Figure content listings
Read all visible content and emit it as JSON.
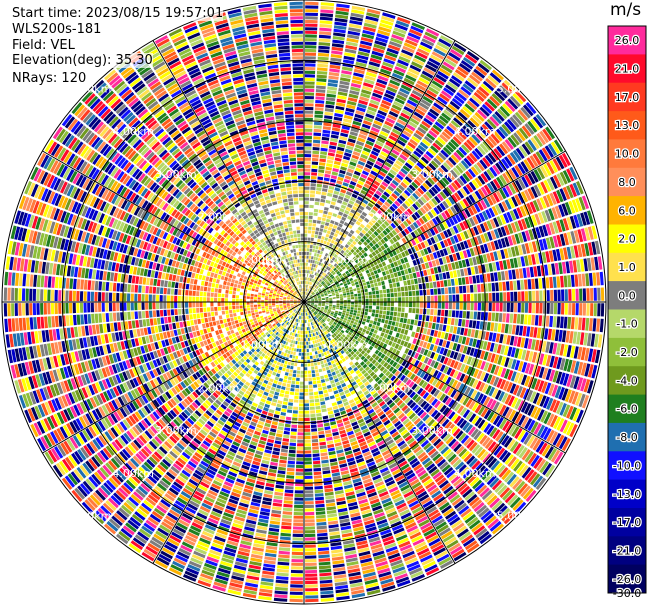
{
  "header": {
    "start_time": "Start time: 2023/08/15 19:57:01",
    "instrument": "WLS200s-181",
    "field": "Field: VEL",
    "elevation": "Elevation(deg): 35.30",
    "nrays": "NRays: 120"
  },
  "colorbar": {
    "unit": "m/s",
    "stops": [
      {
        "label": "26.0",
        "color": "#ff2b9c"
      },
      {
        "label": "21.0",
        "color": "#ff0a2c"
      },
      {
        "label": "17.0",
        "color": "#ff3a20"
      },
      {
        "label": "13.0",
        "color": "#ff5a1a"
      },
      {
        "label": "10.0",
        "color": "#ff7a3c"
      },
      {
        "label": "8.0",
        "color": "#ff8f5a"
      },
      {
        "label": "6.0",
        "color": "#ffb300"
      },
      {
        "label": "2.0",
        "color": "#ffff00"
      },
      {
        "label": "1.0",
        "color": "#ffe14d"
      },
      {
        "label": "0.0",
        "color": "#7d7d7d"
      },
      {
        "label": "-1.0",
        "color": "#b5d86a"
      },
      {
        "label": "-2.0",
        "color": "#8fbf3a"
      },
      {
        "label": "-4.0",
        "color": "#6f9a1e"
      },
      {
        "label": "-6.0",
        "color": "#1f7f1f"
      },
      {
        "label": "-8.0",
        "color": "#1f6fb0"
      },
      {
        "label": "-10.0",
        "color": "#1010ff"
      },
      {
        "label": "-13.0",
        "color": "#0000c8"
      },
      {
        "label": "-17.0",
        "color": "#0000a0"
      },
      {
        "label": "-21.0",
        "color": "#000080"
      },
      {
        "label": "-26.0",
        "color": "#000060"
      },
      {
        "label": "-30.0",
        "color": ""
      }
    ]
  },
  "chart_data": {
    "type": "heatmap",
    "subtype": "polar-ppi",
    "field": "VEL",
    "units": "m/s",
    "elevation_deg": 35.3,
    "n_rays": 120,
    "range_rings_km": [
      1.0,
      2.0,
      3.0,
      4.0,
      5.0
    ],
    "ring_labels": {
      "1.0": "1.00km",
      "2.0": "2.00km",
      "3.0": "3.00km",
      "4.0": "4.00km",
      "5.0": "5.00km"
    },
    "max_range_km": 5.0,
    "inner_signal_region_km": 1.9,
    "spoke_angles_deg": [
      0,
      30,
      60,
      90,
      120,
      150,
      180,
      210,
      240,
      270,
      300,
      330
    ],
    "vmin": -30.0,
    "vmax": 26.0,
    "dominant_sectors": [
      {
        "azimuth_deg_from": 230,
        "azimuth_deg_to": 320,
        "values": [
          2.0,
          8.0,
          13.0
        ]
      },
      {
        "azimuth_deg_from": 40,
        "azimuth_deg_to": 140,
        "values": [
          -4.0,
          -6.0,
          -2.0
        ]
      },
      {
        "azimuth_deg_from": 320,
        "azimuth_deg_to": 40,
        "values": [
          0.0,
          -1.0,
          1.0
        ]
      },
      {
        "azimuth_deg_from": 140,
        "azimuth_deg_to": 230,
        "values": [
          2.0,
          -1.0,
          1.0,
          -8.0
        ]
      }
    ]
  }
}
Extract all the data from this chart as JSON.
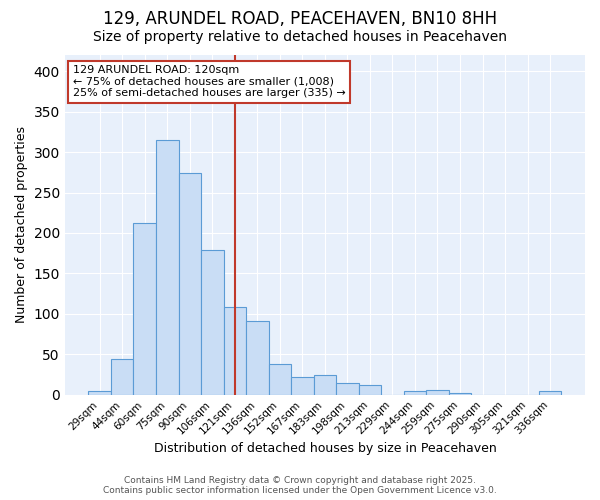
{
  "title": "129, ARUNDEL ROAD, PEACEHAVEN, BN10 8HH",
  "subtitle": "Size of property relative to detached houses in Peacehaven",
  "xlabel": "Distribution of detached houses by size in Peacehaven",
  "ylabel": "Number of detached properties",
  "bar_labels": [
    "29sqm",
    "44sqm",
    "60sqm",
    "75sqm",
    "90sqm",
    "106sqm",
    "121sqm",
    "136sqm",
    "152sqm",
    "167sqm",
    "183sqm",
    "198sqm",
    "213sqm",
    "229sqm",
    "244sqm",
    "259sqm",
    "275sqm",
    "290sqm",
    "305sqm",
    "321sqm",
    "336sqm"
  ],
  "bar_values": [
    5,
    44,
    212,
    315,
    274,
    179,
    109,
    91,
    38,
    22,
    24,
    14,
    12,
    0,
    5,
    6,
    2,
    0,
    0,
    0,
    4
  ],
  "bar_color": "#c9ddf5",
  "bar_edgecolor": "#5b9bd5",
  "vline_index": 6,
  "vline_color": "#c0392b",
  "annotation_title": "129 ARUNDEL ROAD: 120sqm",
  "annotation_line1": "← 75% of detached houses are smaller (1,008)",
  "annotation_line2": "25% of semi-detached houses are larger (335) →",
  "annotation_box_edgecolor": "#c0392b",
  "ylim": [
    0,
    420
  ],
  "yticks": [
    0,
    50,
    100,
    150,
    200,
    250,
    300,
    350,
    400
  ],
  "footer1": "Contains HM Land Registry data © Crown copyright and database right 2025.",
  "footer2": "Contains public sector information licensed under the Open Government Licence v3.0.",
  "bg_color": "#e8f0fb",
  "grid_color": "#ffffff",
  "title_fontsize": 12,
  "subtitle_fontsize": 10,
  "ylabel_fontsize": 9,
  "xlabel_fontsize": 9,
  "tick_fontsize": 7.5,
  "footer_fontsize": 6.5,
  "annotation_fontsize": 8
}
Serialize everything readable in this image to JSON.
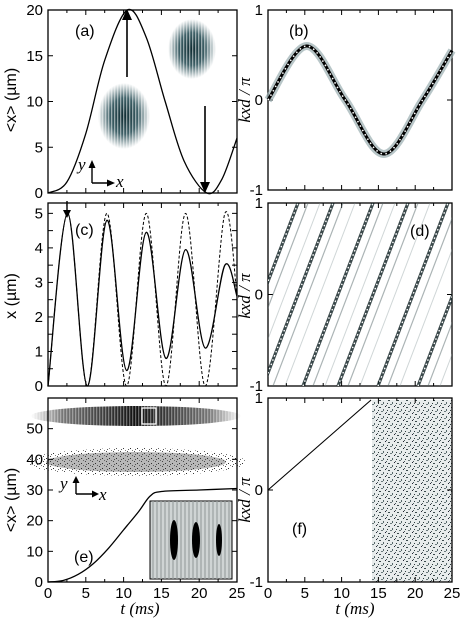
{
  "figure": {
    "panels": [
      {
        "id": "a",
        "label": "(a)"
      },
      {
        "id": "b",
        "label": "(b)"
      },
      {
        "id": "c",
        "label": "(c)"
      },
      {
        "id": "d",
        "label": "(d)"
      },
      {
        "id": "e",
        "label": "(e)"
      },
      {
        "id": "f",
        "label": "(f)"
      }
    ],
    "left_top_ylabel": "<x> (µm)",
    "left_mid_ylabel": "x (µm)",
    "left_bot_ylabel": "<x> (µm)",
    "right_ylabel": "kxd / π",
    "xlabel": "t (ms)",
    "axis_y": "y",
    "axis_x": "x"
  },
  "chart_data": [
    {
      "panel": "a",
      "type": "line",
      "xlabel": "",
      "ylabel": "<x> (µm)",
      "xlim": [
        0,
        25
      ],
      "ylim": [
        0,
        20
      ],
      "yticks": [
        0,
        5,
        10,
        15,
        20
      ],
      "series": [
        {
          "x": [
            0,
            2.5,
            5,
            7.5,
            10.5,
            13,
            15.5,
            18,
            21,
            23,
            25
          ],
          "values": [
            0,
            1.2,
            6.5,
            14.5,
            20,
            17,
            10,
            3.5,
            0,
            1.5,
            6
          ]
        }
      ]
    },
    {
      "panel": "b",
      "type": "line",
      "xlabel": "",
      "ylabel": "kxd / π",
      "xlim": [
        0,
        25
      ],
      "ylim": [
        -1,
        1
      ],
      "yticks": [
        -1,
        0,
        1
      ],
      "series": [
        {
          "x": [
            0,
            5.25,
            10.5,
            15.75,
            21,
            25
          ],
          "values": [
            0,
            0.6,
            0,
            -0.6,
            0,
            0.55
          ]
        }
      ]
    },
    {
      "panel": "c",
      "type": "line",
      "xlabel": "",
      "ylabel": "x (µm)",
      "xlim": [
        0,
        25
      ],
      "ylim": [
        0,
        5.3
      ],
      "yticks": [
        0,
        0.5,
        1,
        1.5,
        2,
        2.5,
        3,
        3.5,
        4,
        4.5,
        5
      ],
      "series": [
        {
          "x": [
            0,
            2.6,
            5.2,
            7.8,
            10.4,
            13.0,
            15.6,
            18.2,
            20.8,
            23.4,
            25
          ],
          "values": [
            0,
            5.0,
            0,
            4.8,
            0.45,
            4.45,
            0.8,
            3.95,
            1.1,
            3.5,
            2.6
          ]
        },
        {
          "x": [
            0,
            2.6,
            5.2,
            7.8,
            10.4,
            13.0,
            15.6,
            18.2,
            20.8,
            23.4,
            25
          ],
          "values": [
            0,
            5.0,
            0,
            5.0,
            0,
            5.0,
            0,
            5.0,
            0,
            5.0,
            2.6
          ]
        }
      ]
    },
    {
      "panel": "d",
      "type": "heatmap",
      "xlabel": "",
      "ylabel": "kxd / π",
      "xlim": [
        0,
        25
      ],
      "ylim": [
        -1,
        1
      ],
      "yticks": [
        -1,
        0,
        1
      ]
    },
    {
      "panel": "e",
      "type": "line",
      "xlabel": "t (ms)",
      "ylabel": "<x> (µm)",
      "xlim": [
        0,
        25
      ],
      "ylim": [
        0,
        60
      ],
      "xticks": [
        0,
        5,
        10,
        15,
        20,
        25
      ],
      "yticks": [
        0,
        10,
        20,
        30,
        40,
        50
      ],
      "series": [
        {
          "x": [
            0,
            2,
            4,
            6,
            8,
            10,
            12,
            13.5,
            15,
            20,
            25
          ],
          "values": [
            0,
            0.5,
            2.5,
            6,
            11,
            17,
            23,
            28,
            29.5,
            30,
            30.5
          ]
        }
      ]
    },
    {
      "panel": "f",
      "type": "heatmap",
      "xlabel": "t (ms)",
      "ylabel": "kxd / π",
      "xlim": [
        0,
        25
      ],
      "ylim": [
        -1,
        1
      ],
      "xticks": [
        0,
        5,
        10,
        15,
        20,
        25
      ],
      "yticks": [
        -1,
        0,
        1
      ]
    }
  ]
}
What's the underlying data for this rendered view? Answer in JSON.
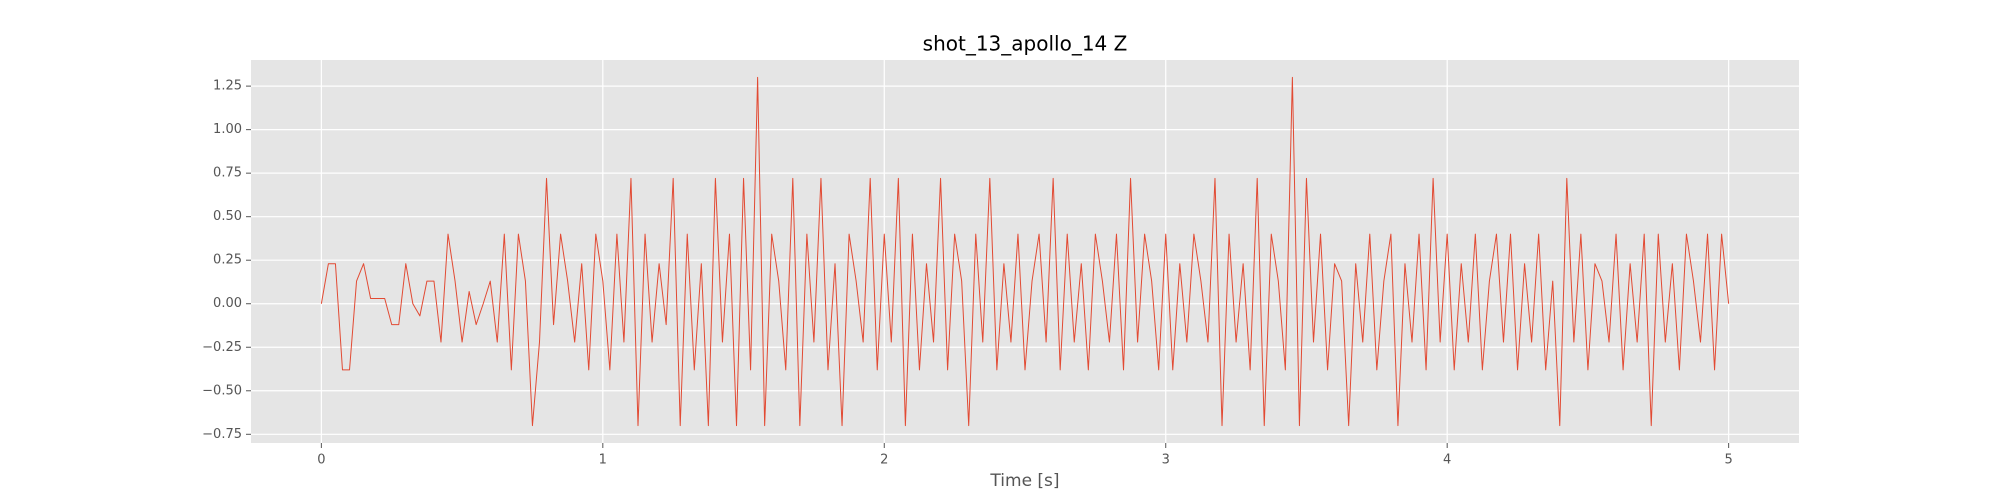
{
  "chart_data": {
    "type": "line",
    "title": "shot_13_apollo_14 Z",
    "x_label": "Time [s]",
    "color": "#e24a33",
    "grid": true,
    "xlim": [
      -0.25,
      5.25
    ],
    "ylim": [
      -0.8,
      1.4
    ],
    "xticks": [
      0,
      1,
      2,
      3,
      4,
      5
    ],
    "yticks": [
      {
        "value": -0.75,
        "label": "−0.75"
      },
      {
        "value": -0.5,
        "label": "−0.50"
      },
      {
        "value": -0.25,
        "label": "−0.25"
      },
      {
        "value": 0,
        "label": "0.00"
      },
      {
        "value": 0.25,
        "label": "0.25"
      },
      {
        "value": 0.5,
        "label": "0.50"
      },
      {
        "value": 0.75,
        "label": "0.75"
      },
      {
        "value": 1.0,
        "label": "1.00"
      },
      {
        "value": 1.25,
        "label": "1.25"
      }
    ],
    "x": [
      0,
      0.025,
      0.05,
      0.075,
      0.1,
      0.125,
      0.15,
      0.175,
      0.2,
      0.225,
      0.25,
      0.275,
      0.3,
      0.325,
      0.35,
      0.375,
      0.4,
      0.425,
      0.45,
      0.475,
      0.5,
      0.525,
      0.55,
      0.575,
      0.6,
      0.625,
      0.65,
      0.675,
      0.7,
      0.725,
      0.75,
      0.775,
      0.8,
      0.825,
      0.85,
      0.875,
      0.9,
      0.925,
      0.95,
      0.975,
      1,
      1.025,
      1.05,
      1.075,
      1.1,
      1.125,
      1.15,
      1.175,
      1.2,
      1.225,
      1.25,
      1.275,
      1.3,
      1.325,
      1.35,
      1.375,
      1.4,
      1.425,
      1.45,
      1.475,
      1.5,
      1.525,
      1.55,
      1.575,
      1.6,
      1.625,
      1.65,
      1.675,
      1.7,
      1.725,
      1.75,
      1.775,
      1.8,
      1.825,
      1.85,
      1.875,
      1.9,
      1.925,
      1.95,
      1.975,
      2,
      2.025,
      2.05,
      2.075,
      2.1,
      2.125,
      2.15,
      2.175,
      2.2,
      2.225,
      2.25,
      2.275,
      2.3,
      2.325,
      2.35,
      2.375,
      2.4,
      2.425,
      2.45,
      2.475,
      2.5,
      2.525,
      2.55,
      2.575,
      2.6,
      2.625,
      2.65,
      2.675,
      2.7,
      2.725,
      2.75,
      2.775,
      2.8,
      2.825,
      2.85,
      2.875,
      2.9,
      2.925,
      2.95,
      2.975,
      3,
      3.025,
      3.05,
      3.075,
      3.1,
      3.125,
      3.15,
      3.175,
      3.2,
      3.225,
      3.25,
      3.275,
      3.3,
      3.325,
      3.35,
      3.375,
      3.4,
      3.425,
      3.45,
      3.475,
      3.5,
      3.525,
      3.55,
      3.575,
      3.6,
      3.625,
      3.65,
      3.675,
      3.7,
      3.725,
      3.75,
      3.775,
      3.8,
      3.825,
      3.85,
      3.875,
      3.9,
      3.925,
      3.95,
      3.975,
      4,
      4.025,
      4.05,
      4.075,
      4.1,
      4.125,
      4.15,
      4.175,
      4.2,
      4.225,
      4.25,
      4.275,
      4.3,
      4.325,
      4.35,
      4.375,
      4.4,
      4.425,
      4.45,
      4.475,
      4.5,
      4.525,
      4.55,
      4.575,
      4.6,
      4.625,
      4.65,
      4.675,
      4.7,
      4.725,
      4.75,
      4.775,
      4.8,
      4.825,
      4.85,
      4.875,
      4.9,
      4.925,
      4.95,
      4.975,
      5
    ],
    "values": [
      0,
      0.23,
      0.23,
      -0.38,
      -0.38,
      0.13,
      0.23,
      0.03,
      0.03,
      0.03,
      -0.12,
      -0.12,
      0.23,
      0,
      -0.07,
      0.13,
      0.13,
      -0.22,
      0.4,
      0.13,
      -0.22,
      0.07,
      -0.12,
      0,
      0.13,
      -0.22,
      0.4,
      -0.38,
      0.4,
      0.13,
      -0.7,
      -0.22,
      0.72,
      -0.12,
      0.4,
      0.13,
      -0.22,
      0.23,
      -0.38,
      0.4,
      0.13,
      -0.38,
      0.4,
      -0.22,
      0.72,
      -0.7,
      0.4,
      -0.22,
      0.23,
      -0.12,
      0.72,
      -0.7,
      0.4,
      -0.38,
      0.23,
      -0.7,
      0.72,
      -0.22,
      0.4,
      -0.7,
      0.72,
      -0.38,
      1.3,
      -0.7,
      0.4,
      0.13,
      -0.38,
      0.72,
      -0.7,
      0.4,
      -0.22,
      0.72,
      -0.38,
      0.23,
      -0.7,
      0.4,
      0.13,
      -0.22,
      0.72,
      -0.38,
      0.4,
      -0.22,
      0.72,
      -0.7,
      0.4,
      -0.38,
      0.23,
      -0.22,
      0.72,
      -0.38,
      0.4,
      0.13,
      -0.7,
      0.4,
      -0.22,
      0.72,
      -0.38,
      0.23,
      -0.22,
      0.4,
      -0.38,
      0.13,
      0.4,
      -0.22,
      0.72,
      -0.38,
      0.4,
      -0.22,
      0.23,
      -0.38,
      0.4,
      0.13,
      -0.22,
      0.4,
      -0.38,
      0.72,
      -0.22,
      0.4,
      0.13,
      -0.38,
      0.4,
      -0.38,
      0.23,
      -0.22,
      0.4,
      0.13,
      -0.22,
      0.72,
      -0.7,
      0.4,
      -0.22,
      0.23,
      -0.38,
      0.72,
      -0.7,
      0.4,
      0.13,
      -0.38,
      1.3,
      -0.7,
      0.72,
      -0.22,
      0.4,
      -0.38,
      0.23,
      0.13,
      -0.7,
      0.23,
      -0.22,
      0.4,
      -0.38,
      0.13,
      0.4,
      -0.7,
      0.23,
      -0.22,
      0.4,
      -0.38,
      0.72,
      -0.22,
      0.4,
      -0.38,
      0.23,
      -0.22,
      0.4,
      -0.38,
      0.13,
      0.4,
      -0.22,
      0.4,
      -0.38,
      0.23,
      -0.22,
      0.4,
      -0.38,
      0.13,
      -0.7,
      0.72,
      -0.22,
      0.4,
      -0.38,
      0.23,
      0.13,
      -0.22,
      0.4,
      -0.38,
      0.23,
      -0.22,
      0.4,
      -0.7,
      0.4,
      -0.22,
      0.23,
      -0.38,
      0.4,
      0.13,
      -0.22,
      0.4,
      -0.38,
      0.4,
      0
    ]
  }
}
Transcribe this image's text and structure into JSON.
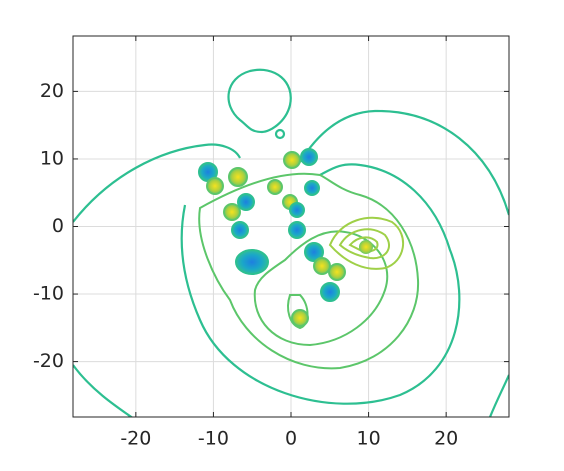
{
  "chart_data": {
    "type": "contour",
    "xlim": [
      -28.1,
      28.1
    ],
    "ylim": [
      -28.2,
      28.2
    ],
    "xticks": [
      -20,
      -10,
      0,
      10,
      20
    ],
    "yticks": [
      -20,
      -10,
      0,
      10,
      20
    ],
    "grid": true
  }
}
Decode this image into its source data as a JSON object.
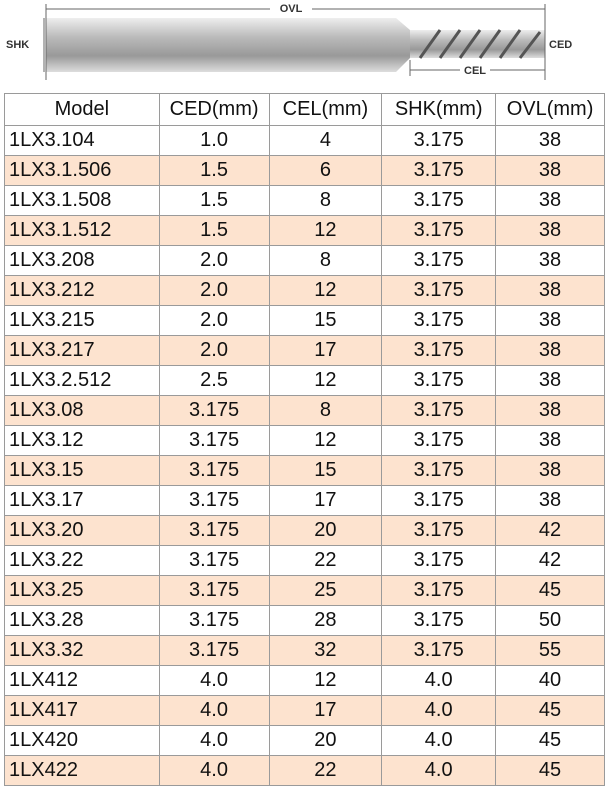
{
  "diagram": {
    "ovl": "OVL",
    "shk": "SHK",
    "ced": "CED",
    "cel": "CEL"
  },
  "table": {
    "header": [
      "Model",
      "CED(mm)",
      "CEL(mm)",
      "SHK(mm)",
      "OVL(mm)"
    ],
    "rows": [
      [
        "1LX3.104",
        "1.0",
        "4",
        "3.175",
        "38"
      ],
      [
        "1LX3.1.506",
        "1.5",
        "6",
        "3.175",
        "38"
      ],
      [
        "1LX3.1.508",
        "1.5",
        "8",
        "3.175",
        "38"
      ],
      [
        "1LX3.1.512",
        "1.5",
        "12",
        "3.175",
        "38"
      ],
      [
        "1LX3.208",
        "2.0",
        "8",
        "3.175",
        "38"
      ],
      [
        "1LX3.212",
        "2.0",
        "12",
        "3.175",
        "38"
      ],
      [
        "1LX3.215",
        "2.0",
        "15",
        "3.175",
        "38"
      ],
      [
        "1LX3.217",
        "2.0",
        "17",
        "3.175",
        "38"
      ],
      [
        "1LX3.2.512",
        "2.5",
        "12",
        "3.175",
        "38"
      ],
      [
        "1LX3.08",
        "3.175",
        "8",
        "3.175",
        "38"
      ],
      [
        "1LX3.12",
        "3.175",
        "12",
        "3.175",
        "38"
      ],
      [
        "1LX3.15",
        "3.175",
        "15",
        "3.175",
        "38"
      ],
      [
        "1LX3.17",
        "3.175",
        "17",
        "3.175",
        "38"
      ],
      [
        "1LX3.20",
        "3.175",
        "20",
        "3.175",
        "42"
      ],
      [
        "1LX3.22",
        "3.175",
        "22",
        "3.175",
        "42"
      ],
      [
        "1LX3.25",
        "3.175",
        "25",
        "3.175",
        "45"
      ],
      [
        "1LX3.28",
        "3.175",
        "28",
        "3.175",
        "50"
      ],
      [
        "1LX3.32",
        "3.175",
        "32",
        "3.175",
        "55"
      ],
      [
        "1LX412",
        "4.0",
        "12",
        "4.0",
        "40"
      ],
      [
        "1LX417",
        "4.0",
        "17",
        "4.0",
        "45"
      ],
      [
        "1LX420",
        "4.0",
        "20",
        "4.0",
        "45"
      ],
      [
        "1LX422",
        "4.0",
        "22",
        "4.0",
        "45"
      ]
    ]
  }
}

• [The request]:
Find the string "ROAD" in the entries above and return each line that holds it.

• [Exercise output]:
  "title": "129, ARUNDEL ROAD, PEACEHAVEN, BN10 8HH",
  "annotation_title": "129 ARUNDEL ROAD: 120sqm",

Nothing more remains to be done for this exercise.